Copy all lines that contain the word "carnitine".

## start Task material

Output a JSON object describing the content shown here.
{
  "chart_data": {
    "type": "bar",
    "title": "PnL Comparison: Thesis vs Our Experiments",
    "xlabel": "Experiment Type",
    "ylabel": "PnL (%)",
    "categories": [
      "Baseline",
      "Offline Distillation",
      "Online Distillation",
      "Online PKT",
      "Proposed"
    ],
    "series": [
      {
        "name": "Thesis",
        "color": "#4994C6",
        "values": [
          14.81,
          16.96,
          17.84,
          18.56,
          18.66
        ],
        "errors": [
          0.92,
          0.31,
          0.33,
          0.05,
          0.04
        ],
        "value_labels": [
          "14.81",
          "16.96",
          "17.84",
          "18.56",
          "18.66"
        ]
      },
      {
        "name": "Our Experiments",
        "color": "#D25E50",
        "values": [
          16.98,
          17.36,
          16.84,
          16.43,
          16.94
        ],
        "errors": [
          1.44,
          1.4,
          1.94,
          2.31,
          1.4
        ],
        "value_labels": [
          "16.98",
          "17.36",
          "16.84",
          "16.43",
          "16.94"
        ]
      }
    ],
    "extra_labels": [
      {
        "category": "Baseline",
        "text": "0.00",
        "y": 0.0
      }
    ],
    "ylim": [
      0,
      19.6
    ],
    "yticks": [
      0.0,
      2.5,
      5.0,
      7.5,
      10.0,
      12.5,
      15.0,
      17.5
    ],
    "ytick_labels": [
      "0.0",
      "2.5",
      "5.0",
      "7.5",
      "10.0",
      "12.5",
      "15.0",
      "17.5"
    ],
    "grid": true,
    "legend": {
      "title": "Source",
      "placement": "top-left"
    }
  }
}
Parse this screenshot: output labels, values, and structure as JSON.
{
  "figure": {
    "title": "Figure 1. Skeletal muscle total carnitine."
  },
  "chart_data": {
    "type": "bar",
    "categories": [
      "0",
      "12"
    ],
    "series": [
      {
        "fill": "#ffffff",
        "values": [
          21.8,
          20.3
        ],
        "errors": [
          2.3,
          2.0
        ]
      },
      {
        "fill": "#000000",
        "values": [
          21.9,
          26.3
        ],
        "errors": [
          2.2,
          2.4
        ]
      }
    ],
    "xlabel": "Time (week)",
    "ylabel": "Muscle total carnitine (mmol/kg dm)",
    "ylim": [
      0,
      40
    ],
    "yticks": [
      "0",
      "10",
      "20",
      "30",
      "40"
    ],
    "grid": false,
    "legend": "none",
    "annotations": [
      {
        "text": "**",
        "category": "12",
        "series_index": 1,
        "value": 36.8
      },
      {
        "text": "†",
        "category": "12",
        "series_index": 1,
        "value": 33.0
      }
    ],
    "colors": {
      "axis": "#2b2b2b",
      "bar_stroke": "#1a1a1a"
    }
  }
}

## end Task material

■ Completed task ■
    "title": "Figure 1. Skeletal muscle total carnitine."
    "ylabel": "Muscle total carnitine (mmol/kg dm)",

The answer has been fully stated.